→ **BRIEF**
Exclude the pictures, then copy all remaining records exactly.

→ **RAW RECORDS**
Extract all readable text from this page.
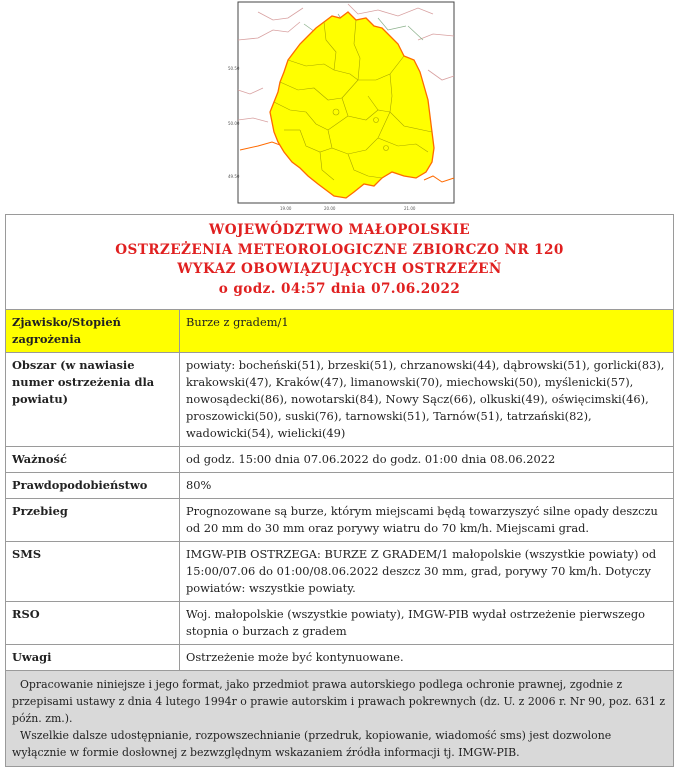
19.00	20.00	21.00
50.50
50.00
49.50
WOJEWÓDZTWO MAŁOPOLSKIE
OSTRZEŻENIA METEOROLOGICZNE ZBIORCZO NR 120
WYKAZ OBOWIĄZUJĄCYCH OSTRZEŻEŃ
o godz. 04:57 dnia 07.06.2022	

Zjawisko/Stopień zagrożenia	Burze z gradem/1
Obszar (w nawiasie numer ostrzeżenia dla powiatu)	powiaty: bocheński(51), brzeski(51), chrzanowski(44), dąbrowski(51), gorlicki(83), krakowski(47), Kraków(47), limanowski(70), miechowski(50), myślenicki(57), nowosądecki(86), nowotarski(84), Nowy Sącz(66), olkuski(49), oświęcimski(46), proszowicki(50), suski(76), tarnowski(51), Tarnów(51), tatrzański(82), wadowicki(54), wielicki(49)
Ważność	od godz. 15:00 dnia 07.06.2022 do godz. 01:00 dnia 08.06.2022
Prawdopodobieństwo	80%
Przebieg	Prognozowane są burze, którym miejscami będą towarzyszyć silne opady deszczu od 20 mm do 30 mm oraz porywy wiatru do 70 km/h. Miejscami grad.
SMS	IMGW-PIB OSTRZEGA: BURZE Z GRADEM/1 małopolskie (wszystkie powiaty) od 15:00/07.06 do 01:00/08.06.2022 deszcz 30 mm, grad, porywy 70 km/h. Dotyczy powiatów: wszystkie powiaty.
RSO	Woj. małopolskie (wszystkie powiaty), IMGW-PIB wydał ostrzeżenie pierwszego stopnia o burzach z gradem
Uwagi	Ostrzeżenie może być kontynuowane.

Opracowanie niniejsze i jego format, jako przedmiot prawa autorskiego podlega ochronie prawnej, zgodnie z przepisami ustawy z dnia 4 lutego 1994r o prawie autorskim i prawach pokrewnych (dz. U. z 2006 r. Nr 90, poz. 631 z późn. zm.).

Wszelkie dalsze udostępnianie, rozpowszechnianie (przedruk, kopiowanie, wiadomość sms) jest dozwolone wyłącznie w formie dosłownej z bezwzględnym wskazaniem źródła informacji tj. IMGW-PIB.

→ **COMPLETE ANSWER**
Extract all readable text from this page.
19.00	20.00	21.00
50.50
50.00
49.50
WOJEWÓDZTWO MAŁOPOLSKIE
OSTRZEŻENIA METEOROLOGICZNE ZBIORCZO NR 120
WYKAZ OBOWIĄZUJĄCYCH OSTRZEŻEŃ
o godz. 04:57 dnia 07.06.2022	

Zjawisko/Stopień zagrożenia	Burze z gradem/1
Obszar (w nawiasie numer ostrzeżenia dla powiatu)	powiaty: bocheński(51), brzeski(51), chrzanowski(44), dąbrowski(51), gorlicki(83), krakowski(47), Kraków(47), limanowski(70), miechowski(50), myślenicki(57), nowosądecki(86), nowotarski(84), Nowy Sącz(66), olkuski(49), oświęcimski(46), proszowicki(50), suski(76), tarnowski(51), Tarnów(51), tatrzański(82), wadowicki(54), wielicki(49)
Ważność	od godz. 15:00 dnia 07.06.2022 do godz. 01:00 dnia 08.06.2022
Prawdopodobieństwo	80%
Przebieg	Prognozowane są burze, którym miejscami będą towarzyszyć silne opady deszczu od 20 mm do 30 mm oraz porywy wiatru do 70 km/h. Miejscami grad.
SMS	IMGW-PIB OSTRZEGA: BURZE Z GRADEM/1 małopolskie (wszystkie powiaty) od 15:00/07.06 do 01:00/08.06.2022 deszcz 30 mm, grad, porywy 70 km/h. Dotyczy powiatów: wszystkie powiaty.
RSO	Woj. małopolskie (wszystkie powiaty), IMGW-PIB wydał ostrzeżenie pierwszego stopnia o burzach z gradem
Uwagi	Ostrzeżenie może być kontynuowane.

Opracowanie niniejsze i jego format, jako przedmiot prawa autorskiego podlega ochronie prawnej, zgodnie z przepisami ustawy z dnia 4 lutego 1994r o prawie autorskim i prawach pokrewnych (dz. U. z 2006 r. Nr 90, poz. 631 z późn. zm.).

Wszelkie dalsze udostępnianie, rozpowszechnianie (przedruk, kopiowanie, wiadomość sms) jest dozwolone wyłącznie w formie dosłownej z bezwzględnym wskazaniem źródła informacji tj. IMGW-PIB.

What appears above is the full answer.